[BEGIN DATASET ROWS]
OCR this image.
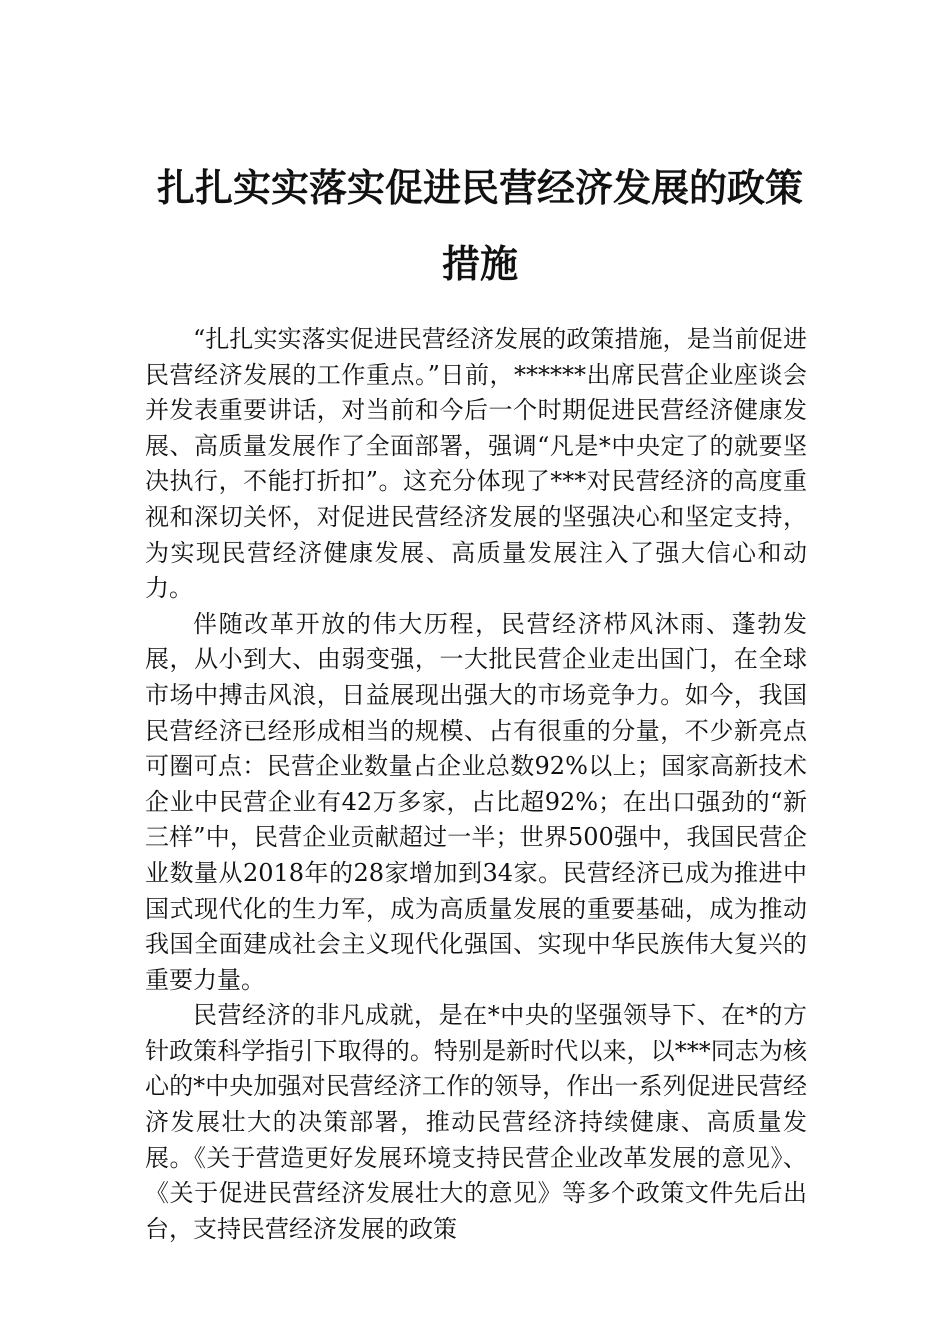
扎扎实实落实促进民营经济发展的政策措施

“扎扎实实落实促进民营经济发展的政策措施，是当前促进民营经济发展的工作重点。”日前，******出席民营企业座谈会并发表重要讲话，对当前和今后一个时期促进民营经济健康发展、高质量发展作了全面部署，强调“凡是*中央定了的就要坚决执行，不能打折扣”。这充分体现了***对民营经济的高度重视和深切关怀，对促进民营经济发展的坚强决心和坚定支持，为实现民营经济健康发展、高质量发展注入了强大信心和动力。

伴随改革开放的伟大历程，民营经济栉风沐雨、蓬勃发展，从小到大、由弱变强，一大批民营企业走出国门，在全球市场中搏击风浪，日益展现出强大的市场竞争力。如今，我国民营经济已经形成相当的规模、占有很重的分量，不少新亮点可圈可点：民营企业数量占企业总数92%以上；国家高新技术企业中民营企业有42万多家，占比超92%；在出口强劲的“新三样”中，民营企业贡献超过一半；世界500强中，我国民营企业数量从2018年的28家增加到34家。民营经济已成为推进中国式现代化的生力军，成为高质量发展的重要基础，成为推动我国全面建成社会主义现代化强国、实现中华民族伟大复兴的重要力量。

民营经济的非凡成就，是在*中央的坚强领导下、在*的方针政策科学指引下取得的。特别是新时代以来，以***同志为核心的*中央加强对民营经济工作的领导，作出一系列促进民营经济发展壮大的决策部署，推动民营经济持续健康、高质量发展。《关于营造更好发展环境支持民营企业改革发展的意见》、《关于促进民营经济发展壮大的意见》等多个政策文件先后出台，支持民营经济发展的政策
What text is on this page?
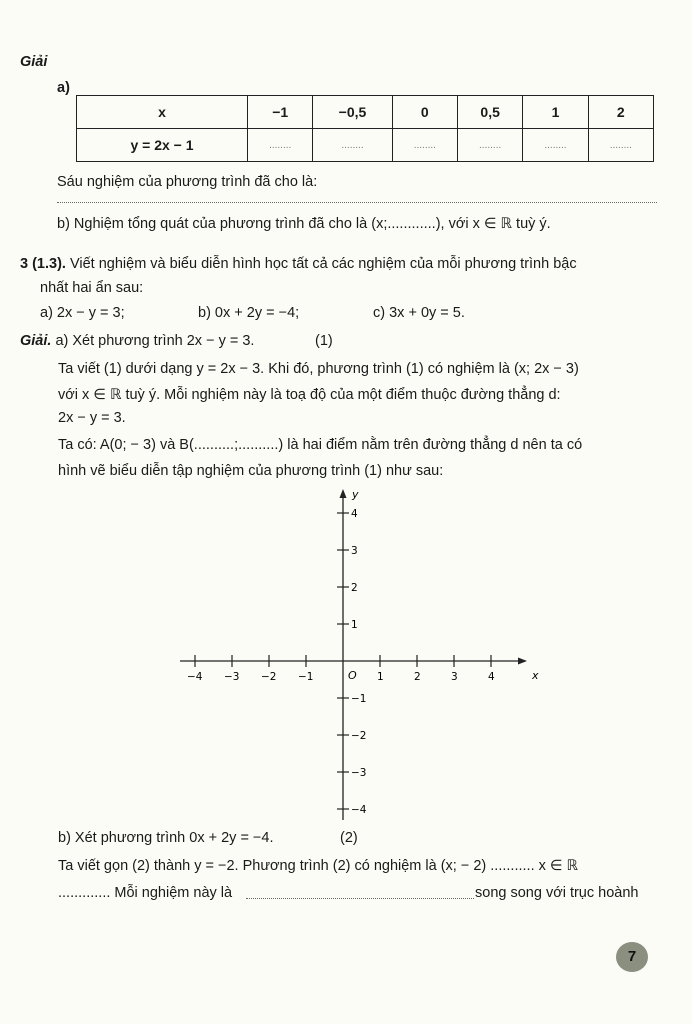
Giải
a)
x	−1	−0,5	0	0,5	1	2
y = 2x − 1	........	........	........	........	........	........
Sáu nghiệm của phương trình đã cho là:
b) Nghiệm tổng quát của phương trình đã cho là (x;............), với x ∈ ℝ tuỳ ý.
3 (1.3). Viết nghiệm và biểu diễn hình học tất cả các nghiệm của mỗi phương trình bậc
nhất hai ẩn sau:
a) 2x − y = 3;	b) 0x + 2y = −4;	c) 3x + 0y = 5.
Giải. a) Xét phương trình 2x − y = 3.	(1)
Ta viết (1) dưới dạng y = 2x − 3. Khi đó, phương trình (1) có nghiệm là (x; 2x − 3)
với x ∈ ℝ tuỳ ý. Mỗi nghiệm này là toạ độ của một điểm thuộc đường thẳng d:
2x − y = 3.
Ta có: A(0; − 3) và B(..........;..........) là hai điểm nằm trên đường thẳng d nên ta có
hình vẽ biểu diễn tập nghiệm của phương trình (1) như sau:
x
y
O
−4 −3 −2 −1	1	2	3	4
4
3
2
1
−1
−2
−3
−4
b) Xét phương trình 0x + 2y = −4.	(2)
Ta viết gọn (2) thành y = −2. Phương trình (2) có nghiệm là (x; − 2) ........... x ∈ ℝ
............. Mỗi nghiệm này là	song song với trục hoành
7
[END DATASET ROWS]
[BEGIN DATASET ROWS]
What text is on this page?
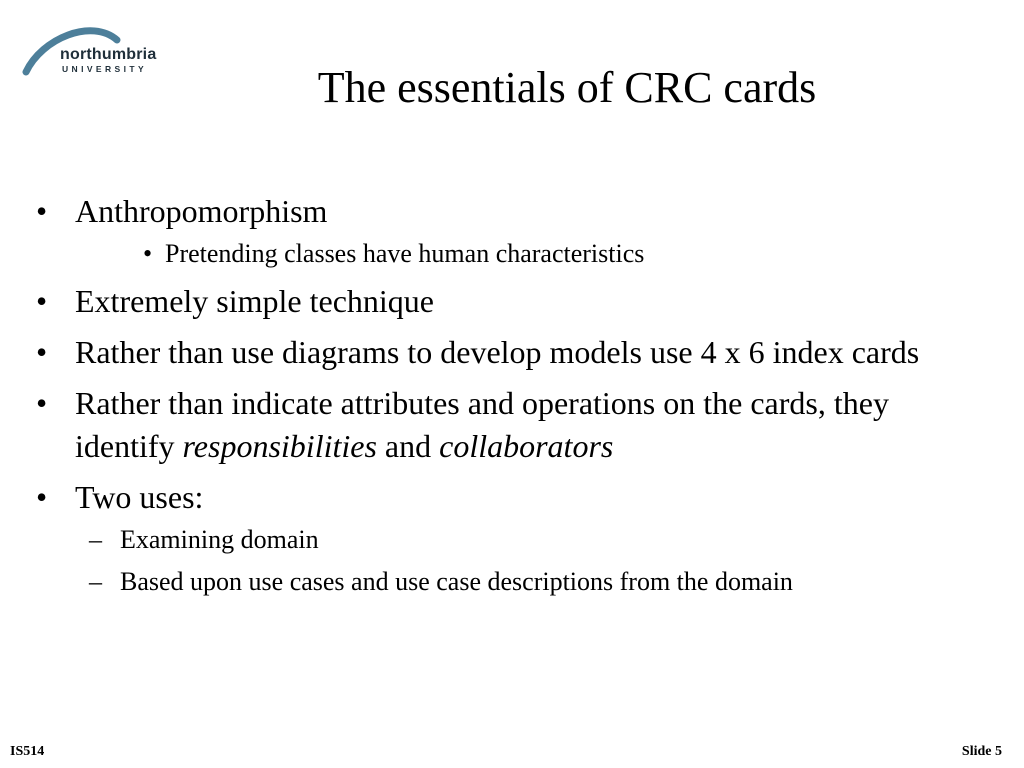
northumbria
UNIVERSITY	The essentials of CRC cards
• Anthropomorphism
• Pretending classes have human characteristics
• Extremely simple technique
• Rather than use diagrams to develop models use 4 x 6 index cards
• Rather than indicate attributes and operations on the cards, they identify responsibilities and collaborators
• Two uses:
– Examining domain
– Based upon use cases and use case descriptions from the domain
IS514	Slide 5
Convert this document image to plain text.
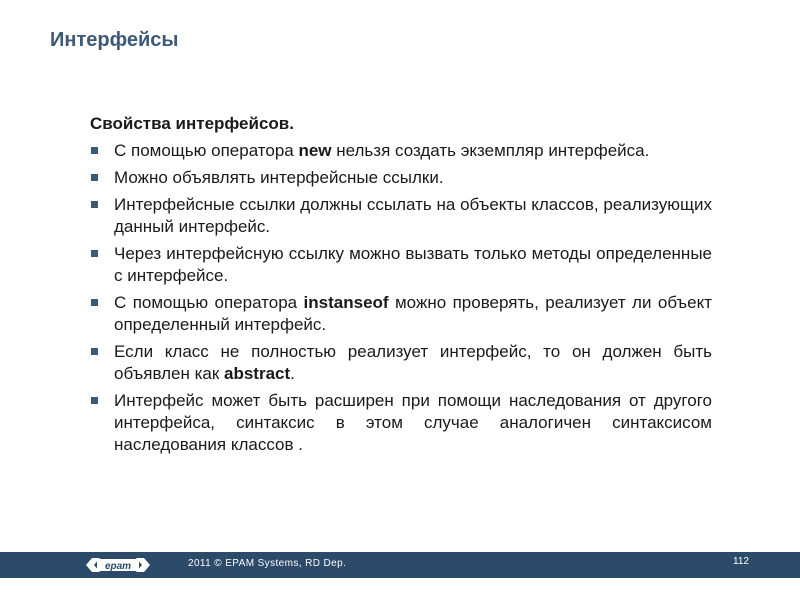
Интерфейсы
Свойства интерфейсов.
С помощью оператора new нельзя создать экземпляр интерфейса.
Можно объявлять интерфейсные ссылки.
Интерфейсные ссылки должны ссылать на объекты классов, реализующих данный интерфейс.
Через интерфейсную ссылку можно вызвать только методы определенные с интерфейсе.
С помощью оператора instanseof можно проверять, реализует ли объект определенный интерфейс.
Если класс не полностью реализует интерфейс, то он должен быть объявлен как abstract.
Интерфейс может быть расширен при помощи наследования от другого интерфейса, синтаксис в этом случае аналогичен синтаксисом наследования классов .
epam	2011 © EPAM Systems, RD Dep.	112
[END DATASET ROWS]
[BEGIN DATASET ROWS]
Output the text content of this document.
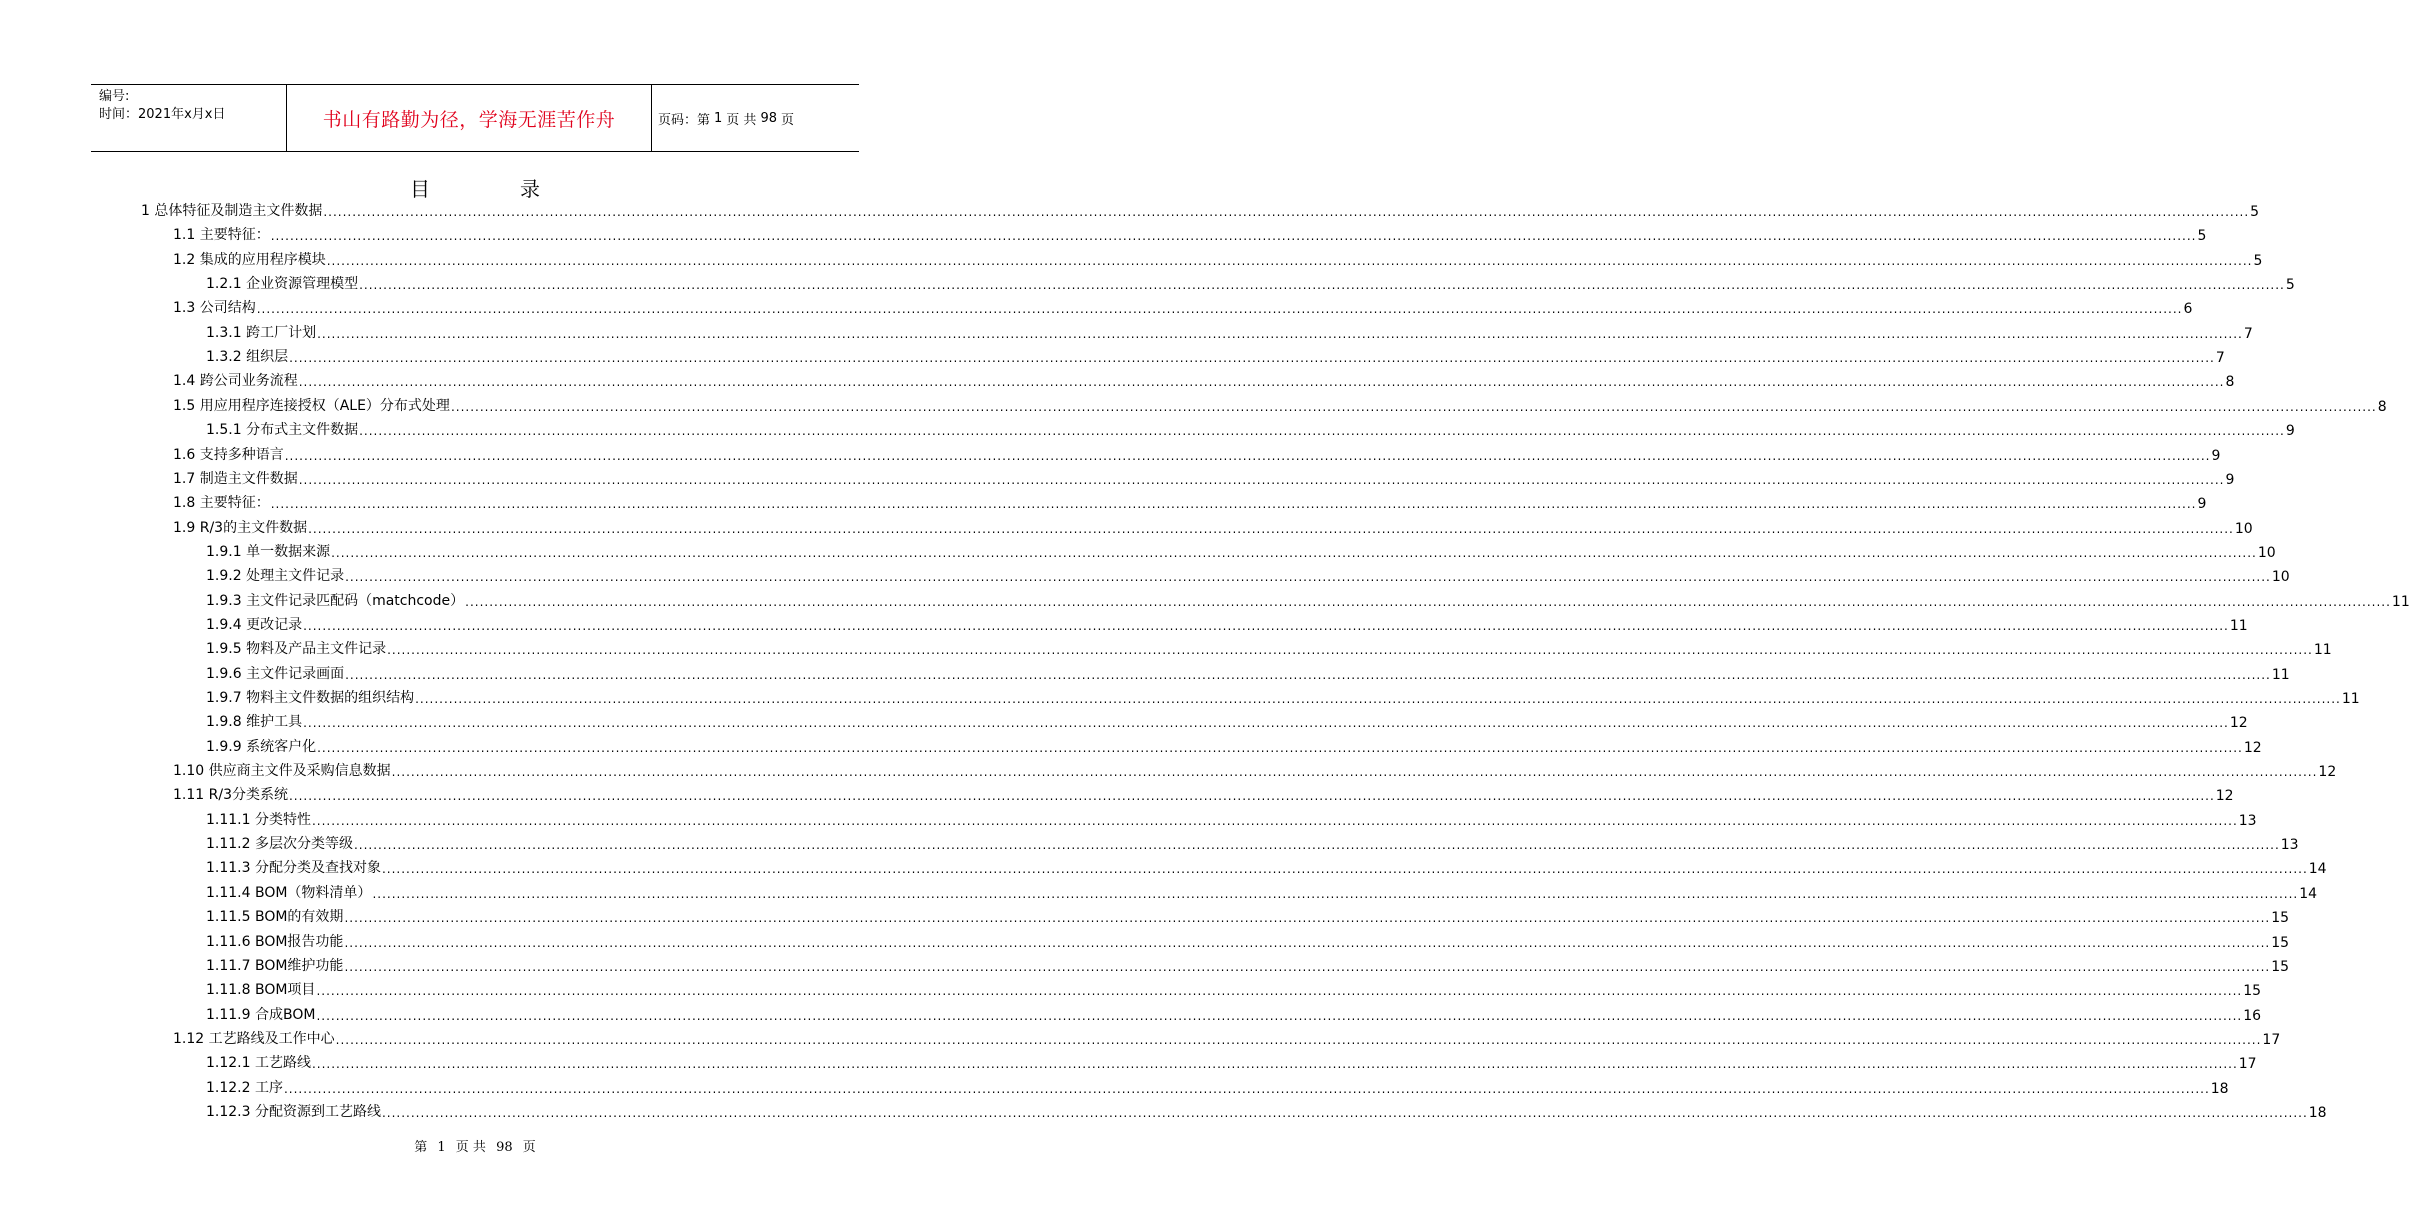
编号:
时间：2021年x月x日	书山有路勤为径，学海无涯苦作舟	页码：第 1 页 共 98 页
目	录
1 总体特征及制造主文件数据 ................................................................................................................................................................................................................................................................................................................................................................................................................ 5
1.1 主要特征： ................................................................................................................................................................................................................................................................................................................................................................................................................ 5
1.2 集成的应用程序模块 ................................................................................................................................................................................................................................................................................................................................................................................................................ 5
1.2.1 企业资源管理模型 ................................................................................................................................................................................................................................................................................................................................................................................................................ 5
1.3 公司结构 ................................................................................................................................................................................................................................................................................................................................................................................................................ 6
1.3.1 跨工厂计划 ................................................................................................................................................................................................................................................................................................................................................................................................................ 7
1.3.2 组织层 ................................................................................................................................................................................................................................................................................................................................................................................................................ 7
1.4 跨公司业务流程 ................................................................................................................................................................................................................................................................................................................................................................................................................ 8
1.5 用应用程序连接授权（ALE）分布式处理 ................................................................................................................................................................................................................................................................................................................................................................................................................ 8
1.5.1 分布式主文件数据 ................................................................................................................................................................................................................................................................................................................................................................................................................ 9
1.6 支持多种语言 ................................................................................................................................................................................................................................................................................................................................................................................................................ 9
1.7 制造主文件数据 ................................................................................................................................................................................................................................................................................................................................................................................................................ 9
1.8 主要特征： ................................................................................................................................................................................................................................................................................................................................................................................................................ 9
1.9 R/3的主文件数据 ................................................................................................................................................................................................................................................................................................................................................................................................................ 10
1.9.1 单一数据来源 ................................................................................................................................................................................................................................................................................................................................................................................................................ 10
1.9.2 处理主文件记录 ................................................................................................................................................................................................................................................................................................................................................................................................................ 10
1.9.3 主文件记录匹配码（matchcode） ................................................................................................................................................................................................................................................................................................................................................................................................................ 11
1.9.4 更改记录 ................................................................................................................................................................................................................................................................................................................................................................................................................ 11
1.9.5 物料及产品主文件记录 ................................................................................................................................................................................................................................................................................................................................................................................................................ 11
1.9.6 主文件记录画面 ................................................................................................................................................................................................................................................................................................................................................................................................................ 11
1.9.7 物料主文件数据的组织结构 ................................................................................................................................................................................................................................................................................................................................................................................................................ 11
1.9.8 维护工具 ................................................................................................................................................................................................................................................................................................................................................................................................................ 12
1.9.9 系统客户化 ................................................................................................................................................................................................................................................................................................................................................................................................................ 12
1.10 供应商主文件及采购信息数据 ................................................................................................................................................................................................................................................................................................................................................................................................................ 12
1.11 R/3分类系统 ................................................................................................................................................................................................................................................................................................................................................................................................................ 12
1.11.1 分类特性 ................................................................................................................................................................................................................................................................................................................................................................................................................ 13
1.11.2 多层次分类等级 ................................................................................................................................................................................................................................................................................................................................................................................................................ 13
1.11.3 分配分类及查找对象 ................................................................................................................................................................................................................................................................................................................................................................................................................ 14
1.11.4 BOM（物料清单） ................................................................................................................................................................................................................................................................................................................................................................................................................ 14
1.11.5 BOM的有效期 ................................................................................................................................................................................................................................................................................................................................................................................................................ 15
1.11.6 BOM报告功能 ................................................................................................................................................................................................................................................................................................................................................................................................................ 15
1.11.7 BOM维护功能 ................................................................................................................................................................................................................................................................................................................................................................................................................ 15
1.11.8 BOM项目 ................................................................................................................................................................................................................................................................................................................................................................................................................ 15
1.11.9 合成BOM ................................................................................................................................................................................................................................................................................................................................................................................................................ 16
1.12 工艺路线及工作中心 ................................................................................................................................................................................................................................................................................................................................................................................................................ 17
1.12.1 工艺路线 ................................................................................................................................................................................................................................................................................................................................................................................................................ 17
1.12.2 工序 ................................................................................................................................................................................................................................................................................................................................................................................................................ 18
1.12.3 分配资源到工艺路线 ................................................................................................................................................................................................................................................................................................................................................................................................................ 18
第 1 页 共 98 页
[END DATASET ROWS]
* AIM
How many lines of these entries contain "扎扎实实落实促进民营经济发展的政策措施"? Answer with the number and nothing else.

* SOLUTION TO THIS EXERCISE
2